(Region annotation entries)
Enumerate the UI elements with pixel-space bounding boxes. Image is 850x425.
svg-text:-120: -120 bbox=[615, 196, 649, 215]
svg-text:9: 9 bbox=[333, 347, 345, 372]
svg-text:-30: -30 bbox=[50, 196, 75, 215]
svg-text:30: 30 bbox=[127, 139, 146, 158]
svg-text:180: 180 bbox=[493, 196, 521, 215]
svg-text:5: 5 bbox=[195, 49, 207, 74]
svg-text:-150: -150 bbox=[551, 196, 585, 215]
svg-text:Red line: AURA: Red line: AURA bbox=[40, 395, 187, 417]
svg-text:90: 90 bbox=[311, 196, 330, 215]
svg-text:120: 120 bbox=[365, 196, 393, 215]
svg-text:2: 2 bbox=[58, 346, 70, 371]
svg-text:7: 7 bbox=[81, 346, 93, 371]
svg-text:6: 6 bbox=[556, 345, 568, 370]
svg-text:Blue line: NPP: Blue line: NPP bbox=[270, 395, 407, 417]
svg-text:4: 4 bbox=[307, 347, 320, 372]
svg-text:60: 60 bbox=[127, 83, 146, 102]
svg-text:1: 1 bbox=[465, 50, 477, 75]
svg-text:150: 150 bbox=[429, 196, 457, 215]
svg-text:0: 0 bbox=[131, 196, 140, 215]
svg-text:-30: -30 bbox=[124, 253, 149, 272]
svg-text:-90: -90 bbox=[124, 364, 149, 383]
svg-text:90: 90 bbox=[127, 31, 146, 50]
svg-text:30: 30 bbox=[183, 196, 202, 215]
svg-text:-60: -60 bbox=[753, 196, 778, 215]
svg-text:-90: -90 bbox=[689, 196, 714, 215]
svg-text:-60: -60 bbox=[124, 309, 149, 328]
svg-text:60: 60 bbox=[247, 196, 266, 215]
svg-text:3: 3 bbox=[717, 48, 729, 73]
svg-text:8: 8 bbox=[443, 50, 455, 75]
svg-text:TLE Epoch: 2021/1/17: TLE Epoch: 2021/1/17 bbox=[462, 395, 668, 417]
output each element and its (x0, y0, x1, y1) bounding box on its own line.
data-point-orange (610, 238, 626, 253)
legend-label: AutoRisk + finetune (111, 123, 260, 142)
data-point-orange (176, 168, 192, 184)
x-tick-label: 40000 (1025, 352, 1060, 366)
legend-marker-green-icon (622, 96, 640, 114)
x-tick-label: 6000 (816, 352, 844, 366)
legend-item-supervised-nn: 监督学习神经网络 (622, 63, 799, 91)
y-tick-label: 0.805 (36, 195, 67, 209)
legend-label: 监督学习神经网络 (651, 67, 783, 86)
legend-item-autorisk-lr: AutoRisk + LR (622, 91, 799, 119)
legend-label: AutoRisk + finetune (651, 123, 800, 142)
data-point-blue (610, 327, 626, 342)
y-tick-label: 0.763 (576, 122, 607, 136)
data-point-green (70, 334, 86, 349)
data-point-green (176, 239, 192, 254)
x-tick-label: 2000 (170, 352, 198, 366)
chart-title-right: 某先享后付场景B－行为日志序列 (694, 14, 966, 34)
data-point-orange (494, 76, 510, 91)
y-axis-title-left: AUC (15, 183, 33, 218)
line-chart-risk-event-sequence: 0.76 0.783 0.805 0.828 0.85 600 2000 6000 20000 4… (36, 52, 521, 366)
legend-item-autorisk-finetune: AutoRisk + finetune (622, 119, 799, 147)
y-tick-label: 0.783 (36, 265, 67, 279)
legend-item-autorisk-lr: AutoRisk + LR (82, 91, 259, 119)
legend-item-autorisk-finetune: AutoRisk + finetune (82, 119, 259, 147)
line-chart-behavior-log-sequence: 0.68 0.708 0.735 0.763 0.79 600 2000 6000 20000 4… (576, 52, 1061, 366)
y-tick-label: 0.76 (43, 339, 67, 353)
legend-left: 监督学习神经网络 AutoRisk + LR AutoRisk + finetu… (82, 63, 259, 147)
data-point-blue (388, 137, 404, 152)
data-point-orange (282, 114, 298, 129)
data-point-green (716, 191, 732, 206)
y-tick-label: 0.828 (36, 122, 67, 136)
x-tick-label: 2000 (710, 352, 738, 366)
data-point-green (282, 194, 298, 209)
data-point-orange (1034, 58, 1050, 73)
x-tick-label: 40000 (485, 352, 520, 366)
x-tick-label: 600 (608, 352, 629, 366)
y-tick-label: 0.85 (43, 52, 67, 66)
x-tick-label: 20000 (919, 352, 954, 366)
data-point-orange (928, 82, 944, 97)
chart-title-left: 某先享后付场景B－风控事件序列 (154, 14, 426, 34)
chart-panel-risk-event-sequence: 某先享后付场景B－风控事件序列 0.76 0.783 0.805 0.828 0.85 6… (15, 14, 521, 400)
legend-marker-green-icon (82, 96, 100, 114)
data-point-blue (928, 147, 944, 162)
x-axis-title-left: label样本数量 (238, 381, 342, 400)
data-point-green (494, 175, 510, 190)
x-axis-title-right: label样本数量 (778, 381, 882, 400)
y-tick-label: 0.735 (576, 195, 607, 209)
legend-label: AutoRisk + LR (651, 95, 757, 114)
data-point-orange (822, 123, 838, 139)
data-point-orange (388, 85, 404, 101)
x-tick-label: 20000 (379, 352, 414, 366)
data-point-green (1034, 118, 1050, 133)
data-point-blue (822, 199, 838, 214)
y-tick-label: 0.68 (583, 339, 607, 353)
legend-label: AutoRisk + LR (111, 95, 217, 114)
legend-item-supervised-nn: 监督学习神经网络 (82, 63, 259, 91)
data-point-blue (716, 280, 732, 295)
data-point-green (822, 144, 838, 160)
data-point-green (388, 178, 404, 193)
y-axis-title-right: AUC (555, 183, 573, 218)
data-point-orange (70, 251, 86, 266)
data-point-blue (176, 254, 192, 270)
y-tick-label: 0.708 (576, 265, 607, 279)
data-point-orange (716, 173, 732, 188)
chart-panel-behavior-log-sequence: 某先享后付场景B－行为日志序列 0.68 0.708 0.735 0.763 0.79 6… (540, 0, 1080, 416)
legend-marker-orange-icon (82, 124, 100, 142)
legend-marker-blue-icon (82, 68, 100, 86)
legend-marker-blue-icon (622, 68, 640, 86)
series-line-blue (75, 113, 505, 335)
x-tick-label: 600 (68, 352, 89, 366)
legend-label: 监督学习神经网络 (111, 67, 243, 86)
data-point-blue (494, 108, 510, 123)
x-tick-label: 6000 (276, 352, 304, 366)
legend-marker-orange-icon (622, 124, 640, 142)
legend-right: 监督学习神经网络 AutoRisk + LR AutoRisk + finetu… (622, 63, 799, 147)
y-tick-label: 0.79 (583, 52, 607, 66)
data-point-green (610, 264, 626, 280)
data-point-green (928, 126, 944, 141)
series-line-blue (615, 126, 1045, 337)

Written instruction: Convert the entries, from the first line through the line containing "svg-text:90: 90 bbox=[311, 196, 330, 215]", inclusive, into a Markdown table with a "No." column giving the row number and a "Text" column giving the line, omitting any blank lines.

Answer to this task:
| No. | Text |
|---|---|
| 1 | Enumerate the UI elements with pixel-space bounding boxes. Image is 850x425. |
| 2 | svg-text:-120: -120 bbox=[615, 196, 649, 215] |
| 3 | svg-text:9: 9 bbox=[333, 347, 345, 372] |
| 4 | svg-text:-30: -30 bbox=[50, 196, 75, 215] |
| 5 | svg-text:30: 30 bbox=[127, 139, 146, 158] |
| 6 | svg-text:180: 180 bbox=[493, 196, 521, 215] |
| 7 | svg-text:5: 5 bbox=[195, 49, 207, 74] |
| 8 | svg-text:-150: -150 bbox=[551, 196, 585, 215] |
| 9 | svg-text:Red line: AURA: Red line: AURA bbox=[40, 395, 187, 417] |
| 10 | svg-text:90: 90 bbox=[311, 196, 330, 215] |